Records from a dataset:

* * * * * * * * *

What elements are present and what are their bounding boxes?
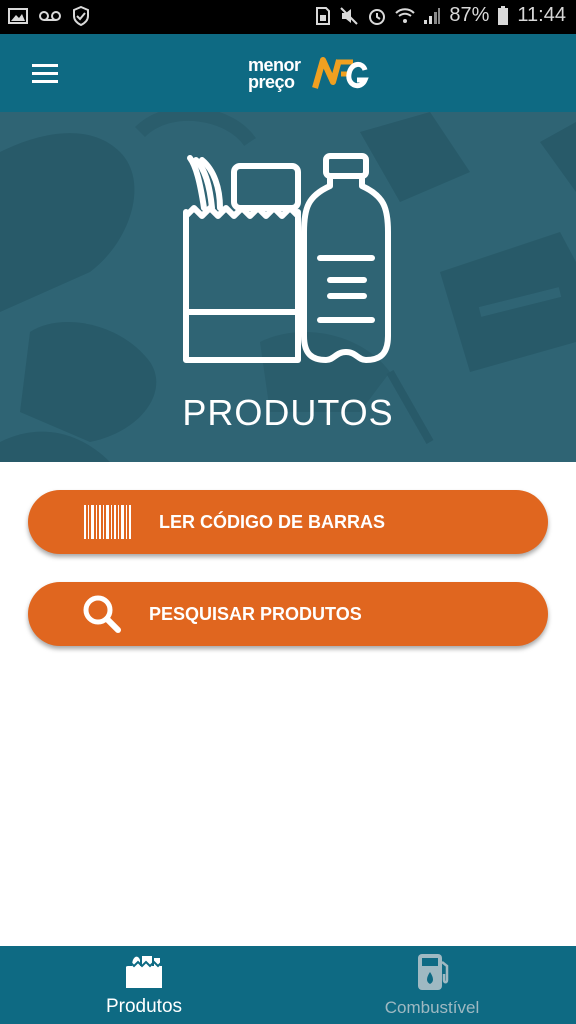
app-bar: menor preço: [0, 34, 576, 112]
scan-barcode-label: LER CÓDIGO DE BARRAS: [159, 511, 386, 532]
battery-percent: 87%: [449, 4, 490, 26]
status-bar: 87% 11:44: [0, 0, 576, 34]
fuel-pump-icon: [418, 954, 449, 990]
nav-item-produtos[interactable]: Produtos: [0, 946, 288, 1024]
app-logo: menor preço: [248, 50, 369, 98]
wifi-icon: [395, 7, 416, 23]
status-notifications: [8, 6, 90, 26]
search-products-label: PESQUISAR PRODUTOS: [149, 603, 362, 624]
scan-barcode-button[interactable]: LER CÓDIGO DE BARRAS: [28, 490, 548, 554]
bottom-navigation: Produtos Combustível: [0, 946, 576, 1024]
nav-item-combustivel[interactable]: Combustível: [288, 946, 576, 1024]
grocery-bag-bottle-icon: [183, 153, 391, 363]
menu-button[interactable]: [26, 58, 66, 90]
hero-title: PRODUTOS: [182, 392, 394, 433]
grocery-bag-icon: [125, 956, 163, 988]
nav-label-combustivel: Combustível: [384, 998, 480, 1017]
nfg-logo-icon: [311, 57, 369, 89]
logo-line-2: preço: [248, 72, 295, 92]
search-products-button[interactable]: PESQUISAR PRODUTOS: [28, 582, 548, 646]
logo-wordmark: menor preço: [248, 56, 301, 92]
status-system: 87% 11:44: [315, 4, 566, 27]
signal-icon: [424, 7, 441, 24]
sim-icon: [316, 6, 331, 25]
hero-banner: PRODUTOS: [0, 112, 576, 462]
barcode-icon: [84, 505, 131, 539]
shield-check-icon: [73, 6, 89, 26]
hamburger-menu-icon: [32, 64, 58, 83]
voicemail-icon: [39, 11, 61, 21]
mute-icon: [340, 6, 359, 25]
clock-time: 11:44: [517, 4, 566, 26]
nav-label-produtos: Produtos: [105, 996, 183, 1017]
search-icon: [83, 595, 121, 633]
image-notification-icon: [8, 8, 28, 24]
alarm-icon: [369, 8, 386, 25]
battery-icon: [498, 5, 509, 25]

* * * * * * * * *

SET PROBLEM:
Pick out each line in the material that contains the string "CÓDIGO", paying attention to uppercase and lowercase.

EXERCISE RESPONSE:
scan-barcode-label: LER CÓDIGO DE BARRAS: [159, 511, 386, 532]
scan-barcode-button[interactable]: LER CÓDIGO DE BARRAS: [28, 490, 548, 554]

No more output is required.